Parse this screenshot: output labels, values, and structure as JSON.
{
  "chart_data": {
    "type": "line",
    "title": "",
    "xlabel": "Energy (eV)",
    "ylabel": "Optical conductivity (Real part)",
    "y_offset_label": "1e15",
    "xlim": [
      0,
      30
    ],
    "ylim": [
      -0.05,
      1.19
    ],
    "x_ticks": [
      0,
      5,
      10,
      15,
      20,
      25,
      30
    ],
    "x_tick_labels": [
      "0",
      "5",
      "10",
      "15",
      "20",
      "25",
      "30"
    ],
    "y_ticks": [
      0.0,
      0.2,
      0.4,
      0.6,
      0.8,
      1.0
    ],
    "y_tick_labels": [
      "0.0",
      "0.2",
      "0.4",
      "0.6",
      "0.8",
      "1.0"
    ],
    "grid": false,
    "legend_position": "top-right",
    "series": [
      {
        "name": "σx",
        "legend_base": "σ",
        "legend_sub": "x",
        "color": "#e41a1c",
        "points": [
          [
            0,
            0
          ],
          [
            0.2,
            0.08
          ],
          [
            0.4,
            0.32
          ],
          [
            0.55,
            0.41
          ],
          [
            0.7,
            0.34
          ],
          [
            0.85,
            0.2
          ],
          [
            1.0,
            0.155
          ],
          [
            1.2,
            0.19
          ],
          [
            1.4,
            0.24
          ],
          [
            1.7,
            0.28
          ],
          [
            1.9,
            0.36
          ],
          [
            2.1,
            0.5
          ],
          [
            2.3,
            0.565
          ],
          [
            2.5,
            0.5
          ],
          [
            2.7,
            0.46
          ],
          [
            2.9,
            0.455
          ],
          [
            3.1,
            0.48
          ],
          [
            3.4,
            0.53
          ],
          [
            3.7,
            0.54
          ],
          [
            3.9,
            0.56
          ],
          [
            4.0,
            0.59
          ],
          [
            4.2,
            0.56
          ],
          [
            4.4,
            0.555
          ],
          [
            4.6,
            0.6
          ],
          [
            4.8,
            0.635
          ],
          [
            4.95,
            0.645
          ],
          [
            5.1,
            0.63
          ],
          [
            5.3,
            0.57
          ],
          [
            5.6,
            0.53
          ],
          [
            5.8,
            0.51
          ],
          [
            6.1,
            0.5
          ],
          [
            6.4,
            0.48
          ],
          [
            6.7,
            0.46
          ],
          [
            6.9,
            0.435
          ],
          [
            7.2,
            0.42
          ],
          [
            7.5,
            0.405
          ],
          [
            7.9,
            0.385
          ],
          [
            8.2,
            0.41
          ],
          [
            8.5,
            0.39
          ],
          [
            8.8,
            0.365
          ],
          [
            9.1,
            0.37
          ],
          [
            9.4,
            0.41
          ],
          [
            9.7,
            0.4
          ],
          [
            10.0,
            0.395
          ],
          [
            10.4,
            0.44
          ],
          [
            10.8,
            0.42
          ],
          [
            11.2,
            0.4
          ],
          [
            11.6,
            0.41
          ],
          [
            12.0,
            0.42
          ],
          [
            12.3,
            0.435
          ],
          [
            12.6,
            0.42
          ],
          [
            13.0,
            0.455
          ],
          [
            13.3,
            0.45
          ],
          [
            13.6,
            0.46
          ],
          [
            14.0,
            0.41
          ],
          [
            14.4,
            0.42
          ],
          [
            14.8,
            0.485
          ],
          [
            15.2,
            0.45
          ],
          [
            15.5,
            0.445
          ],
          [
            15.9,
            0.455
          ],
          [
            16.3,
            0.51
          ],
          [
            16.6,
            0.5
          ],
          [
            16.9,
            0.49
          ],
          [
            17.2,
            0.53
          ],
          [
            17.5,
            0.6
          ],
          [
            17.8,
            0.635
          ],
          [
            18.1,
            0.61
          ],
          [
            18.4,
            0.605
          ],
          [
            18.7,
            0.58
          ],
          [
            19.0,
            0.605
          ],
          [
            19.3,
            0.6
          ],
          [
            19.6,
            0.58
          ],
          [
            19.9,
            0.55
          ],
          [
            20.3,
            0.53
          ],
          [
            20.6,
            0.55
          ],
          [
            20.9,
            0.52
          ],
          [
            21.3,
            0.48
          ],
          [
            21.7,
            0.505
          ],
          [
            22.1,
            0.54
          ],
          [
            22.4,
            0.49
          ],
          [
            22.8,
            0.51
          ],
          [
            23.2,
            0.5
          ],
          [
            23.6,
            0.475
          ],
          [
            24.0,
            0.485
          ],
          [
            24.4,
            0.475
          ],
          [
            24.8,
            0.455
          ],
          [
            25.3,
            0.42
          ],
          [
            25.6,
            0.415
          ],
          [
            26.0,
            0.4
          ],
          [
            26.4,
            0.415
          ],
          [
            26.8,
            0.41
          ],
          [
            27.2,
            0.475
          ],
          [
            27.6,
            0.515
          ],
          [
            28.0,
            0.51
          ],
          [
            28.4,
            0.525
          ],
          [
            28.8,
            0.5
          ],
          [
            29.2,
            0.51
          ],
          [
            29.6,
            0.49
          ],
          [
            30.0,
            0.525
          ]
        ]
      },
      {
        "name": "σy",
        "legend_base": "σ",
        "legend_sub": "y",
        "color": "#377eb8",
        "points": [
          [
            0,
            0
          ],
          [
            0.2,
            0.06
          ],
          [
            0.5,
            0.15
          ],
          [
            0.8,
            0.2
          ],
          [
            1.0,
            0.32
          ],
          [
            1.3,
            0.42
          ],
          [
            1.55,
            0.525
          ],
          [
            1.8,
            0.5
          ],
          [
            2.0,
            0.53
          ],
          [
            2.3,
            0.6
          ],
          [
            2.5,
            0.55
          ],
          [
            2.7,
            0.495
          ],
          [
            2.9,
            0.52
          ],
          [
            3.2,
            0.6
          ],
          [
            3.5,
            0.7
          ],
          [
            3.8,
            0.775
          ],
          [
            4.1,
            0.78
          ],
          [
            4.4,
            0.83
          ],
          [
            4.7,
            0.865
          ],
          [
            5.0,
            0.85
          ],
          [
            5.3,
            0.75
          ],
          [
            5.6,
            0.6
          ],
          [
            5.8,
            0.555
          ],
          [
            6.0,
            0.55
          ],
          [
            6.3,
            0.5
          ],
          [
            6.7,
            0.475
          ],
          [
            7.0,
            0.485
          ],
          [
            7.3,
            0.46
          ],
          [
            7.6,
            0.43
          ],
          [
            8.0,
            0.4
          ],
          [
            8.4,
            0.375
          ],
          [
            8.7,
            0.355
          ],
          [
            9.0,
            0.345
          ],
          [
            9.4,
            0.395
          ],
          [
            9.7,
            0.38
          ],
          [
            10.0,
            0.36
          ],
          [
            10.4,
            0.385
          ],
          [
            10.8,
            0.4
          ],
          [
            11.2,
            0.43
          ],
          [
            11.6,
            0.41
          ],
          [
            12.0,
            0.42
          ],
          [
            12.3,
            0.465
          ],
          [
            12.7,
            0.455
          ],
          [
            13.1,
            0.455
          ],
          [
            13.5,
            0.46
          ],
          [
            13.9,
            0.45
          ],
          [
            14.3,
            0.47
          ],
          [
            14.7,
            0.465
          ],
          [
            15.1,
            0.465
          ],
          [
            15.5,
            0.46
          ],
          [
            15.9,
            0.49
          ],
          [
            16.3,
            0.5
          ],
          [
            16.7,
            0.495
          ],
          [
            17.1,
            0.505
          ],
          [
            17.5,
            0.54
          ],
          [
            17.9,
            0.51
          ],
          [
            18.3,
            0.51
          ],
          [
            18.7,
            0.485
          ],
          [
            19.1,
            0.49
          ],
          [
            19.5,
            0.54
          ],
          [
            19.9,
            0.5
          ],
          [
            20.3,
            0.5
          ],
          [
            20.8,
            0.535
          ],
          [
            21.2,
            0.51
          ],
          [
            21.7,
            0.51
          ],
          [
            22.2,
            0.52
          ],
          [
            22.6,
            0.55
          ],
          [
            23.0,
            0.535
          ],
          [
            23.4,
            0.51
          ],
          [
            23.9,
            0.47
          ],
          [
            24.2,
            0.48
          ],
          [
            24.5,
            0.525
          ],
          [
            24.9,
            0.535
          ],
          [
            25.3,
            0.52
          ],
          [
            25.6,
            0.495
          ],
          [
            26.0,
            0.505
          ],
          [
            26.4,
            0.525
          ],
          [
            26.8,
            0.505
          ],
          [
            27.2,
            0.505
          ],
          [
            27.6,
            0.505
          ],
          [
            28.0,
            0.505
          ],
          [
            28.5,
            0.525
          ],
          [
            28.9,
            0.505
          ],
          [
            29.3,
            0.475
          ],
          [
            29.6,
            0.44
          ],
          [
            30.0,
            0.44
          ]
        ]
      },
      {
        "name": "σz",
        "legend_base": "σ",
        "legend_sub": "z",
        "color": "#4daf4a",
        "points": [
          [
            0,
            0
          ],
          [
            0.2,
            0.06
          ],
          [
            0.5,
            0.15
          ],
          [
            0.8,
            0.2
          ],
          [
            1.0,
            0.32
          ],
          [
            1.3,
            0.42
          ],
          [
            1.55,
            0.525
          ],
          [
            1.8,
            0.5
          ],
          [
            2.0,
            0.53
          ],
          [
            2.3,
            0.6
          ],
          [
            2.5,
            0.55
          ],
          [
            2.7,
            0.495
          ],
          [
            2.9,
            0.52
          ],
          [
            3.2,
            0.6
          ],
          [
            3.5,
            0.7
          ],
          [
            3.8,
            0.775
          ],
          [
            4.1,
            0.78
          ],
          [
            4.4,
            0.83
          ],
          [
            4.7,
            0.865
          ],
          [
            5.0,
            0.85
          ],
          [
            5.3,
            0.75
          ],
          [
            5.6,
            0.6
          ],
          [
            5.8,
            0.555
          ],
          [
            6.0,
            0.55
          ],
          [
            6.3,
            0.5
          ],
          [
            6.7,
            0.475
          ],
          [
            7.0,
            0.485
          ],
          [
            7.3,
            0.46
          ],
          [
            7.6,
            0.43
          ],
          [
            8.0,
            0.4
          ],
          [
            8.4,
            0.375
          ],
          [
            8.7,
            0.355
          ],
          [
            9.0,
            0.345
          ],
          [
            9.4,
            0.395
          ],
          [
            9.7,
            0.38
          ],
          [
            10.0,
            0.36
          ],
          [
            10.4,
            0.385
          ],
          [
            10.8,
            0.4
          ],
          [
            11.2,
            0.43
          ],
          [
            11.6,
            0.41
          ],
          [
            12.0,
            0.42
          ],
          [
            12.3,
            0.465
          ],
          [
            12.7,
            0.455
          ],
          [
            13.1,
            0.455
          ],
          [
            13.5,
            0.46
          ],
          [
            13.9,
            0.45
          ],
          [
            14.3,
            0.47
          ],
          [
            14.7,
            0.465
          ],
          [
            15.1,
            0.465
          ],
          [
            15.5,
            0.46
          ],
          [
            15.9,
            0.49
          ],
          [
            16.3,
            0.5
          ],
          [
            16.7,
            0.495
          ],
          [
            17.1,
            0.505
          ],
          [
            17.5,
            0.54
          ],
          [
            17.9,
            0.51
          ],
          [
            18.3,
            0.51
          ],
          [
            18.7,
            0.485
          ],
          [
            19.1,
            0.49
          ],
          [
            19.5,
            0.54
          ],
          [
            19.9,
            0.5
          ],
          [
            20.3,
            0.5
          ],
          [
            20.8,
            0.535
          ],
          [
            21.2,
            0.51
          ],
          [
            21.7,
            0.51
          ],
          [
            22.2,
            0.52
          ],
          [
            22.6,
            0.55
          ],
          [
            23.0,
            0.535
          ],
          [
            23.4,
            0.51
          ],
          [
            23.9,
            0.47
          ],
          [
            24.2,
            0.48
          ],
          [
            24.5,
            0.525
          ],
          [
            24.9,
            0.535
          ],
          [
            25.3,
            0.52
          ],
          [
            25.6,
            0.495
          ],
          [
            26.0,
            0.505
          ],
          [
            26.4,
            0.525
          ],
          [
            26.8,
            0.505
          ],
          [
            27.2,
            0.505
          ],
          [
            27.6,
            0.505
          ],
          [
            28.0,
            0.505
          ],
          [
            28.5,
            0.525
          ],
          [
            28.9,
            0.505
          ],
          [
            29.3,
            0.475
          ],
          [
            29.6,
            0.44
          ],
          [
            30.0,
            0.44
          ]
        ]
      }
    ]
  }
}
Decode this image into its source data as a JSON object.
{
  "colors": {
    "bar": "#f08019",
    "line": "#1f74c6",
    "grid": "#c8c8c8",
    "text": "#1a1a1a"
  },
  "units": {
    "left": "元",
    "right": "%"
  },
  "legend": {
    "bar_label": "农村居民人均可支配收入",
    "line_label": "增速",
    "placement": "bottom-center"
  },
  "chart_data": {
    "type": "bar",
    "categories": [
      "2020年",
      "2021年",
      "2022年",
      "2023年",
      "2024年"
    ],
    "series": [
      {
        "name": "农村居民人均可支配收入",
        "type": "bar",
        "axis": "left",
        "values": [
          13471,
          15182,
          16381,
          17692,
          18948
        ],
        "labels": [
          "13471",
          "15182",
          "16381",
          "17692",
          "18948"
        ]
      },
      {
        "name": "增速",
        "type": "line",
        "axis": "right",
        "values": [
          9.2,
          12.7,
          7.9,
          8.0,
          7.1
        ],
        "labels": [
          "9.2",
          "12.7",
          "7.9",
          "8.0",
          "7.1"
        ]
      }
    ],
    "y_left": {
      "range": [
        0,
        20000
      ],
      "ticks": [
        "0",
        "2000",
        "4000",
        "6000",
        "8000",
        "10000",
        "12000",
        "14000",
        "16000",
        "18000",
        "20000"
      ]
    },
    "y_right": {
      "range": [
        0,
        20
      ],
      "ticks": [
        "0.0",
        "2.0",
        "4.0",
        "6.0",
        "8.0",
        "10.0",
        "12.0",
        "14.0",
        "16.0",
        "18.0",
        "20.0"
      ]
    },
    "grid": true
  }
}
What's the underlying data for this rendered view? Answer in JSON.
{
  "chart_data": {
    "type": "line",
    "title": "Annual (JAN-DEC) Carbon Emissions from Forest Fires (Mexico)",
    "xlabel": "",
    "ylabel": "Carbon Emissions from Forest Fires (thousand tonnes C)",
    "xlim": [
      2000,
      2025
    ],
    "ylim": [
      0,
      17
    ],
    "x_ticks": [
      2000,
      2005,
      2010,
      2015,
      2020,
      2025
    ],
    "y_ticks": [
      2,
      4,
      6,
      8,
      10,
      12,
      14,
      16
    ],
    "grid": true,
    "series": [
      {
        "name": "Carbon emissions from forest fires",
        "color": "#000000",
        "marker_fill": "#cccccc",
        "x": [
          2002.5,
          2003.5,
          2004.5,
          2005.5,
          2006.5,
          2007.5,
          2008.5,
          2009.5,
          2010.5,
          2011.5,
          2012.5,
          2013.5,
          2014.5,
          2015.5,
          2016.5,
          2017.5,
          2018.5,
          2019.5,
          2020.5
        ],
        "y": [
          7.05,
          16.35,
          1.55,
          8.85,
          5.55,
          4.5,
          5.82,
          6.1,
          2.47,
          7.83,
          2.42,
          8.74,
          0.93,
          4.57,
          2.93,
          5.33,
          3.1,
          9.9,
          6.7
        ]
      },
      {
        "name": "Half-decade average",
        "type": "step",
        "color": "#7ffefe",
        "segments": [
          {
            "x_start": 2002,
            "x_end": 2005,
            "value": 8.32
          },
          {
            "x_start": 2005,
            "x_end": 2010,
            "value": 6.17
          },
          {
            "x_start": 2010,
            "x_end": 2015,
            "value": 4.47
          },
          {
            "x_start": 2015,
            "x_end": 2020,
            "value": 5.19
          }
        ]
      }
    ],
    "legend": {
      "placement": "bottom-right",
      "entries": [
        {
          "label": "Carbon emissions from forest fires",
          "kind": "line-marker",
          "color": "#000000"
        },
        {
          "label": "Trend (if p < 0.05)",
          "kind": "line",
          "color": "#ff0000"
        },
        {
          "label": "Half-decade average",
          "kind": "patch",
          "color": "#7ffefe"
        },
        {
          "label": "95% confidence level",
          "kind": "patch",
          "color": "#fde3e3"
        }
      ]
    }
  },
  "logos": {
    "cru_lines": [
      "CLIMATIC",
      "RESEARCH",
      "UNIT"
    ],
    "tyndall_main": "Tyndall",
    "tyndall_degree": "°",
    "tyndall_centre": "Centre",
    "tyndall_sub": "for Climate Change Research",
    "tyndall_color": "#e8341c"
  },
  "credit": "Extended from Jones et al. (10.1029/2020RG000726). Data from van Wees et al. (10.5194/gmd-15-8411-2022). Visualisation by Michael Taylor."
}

--------------------------------------------------

- Written problem
Copy out every line in the entries above that holds "grid".

- Solution for this problem
    "grid": false,
    "grid": "#c8c8c8",
    "grid": true
    "grid": true,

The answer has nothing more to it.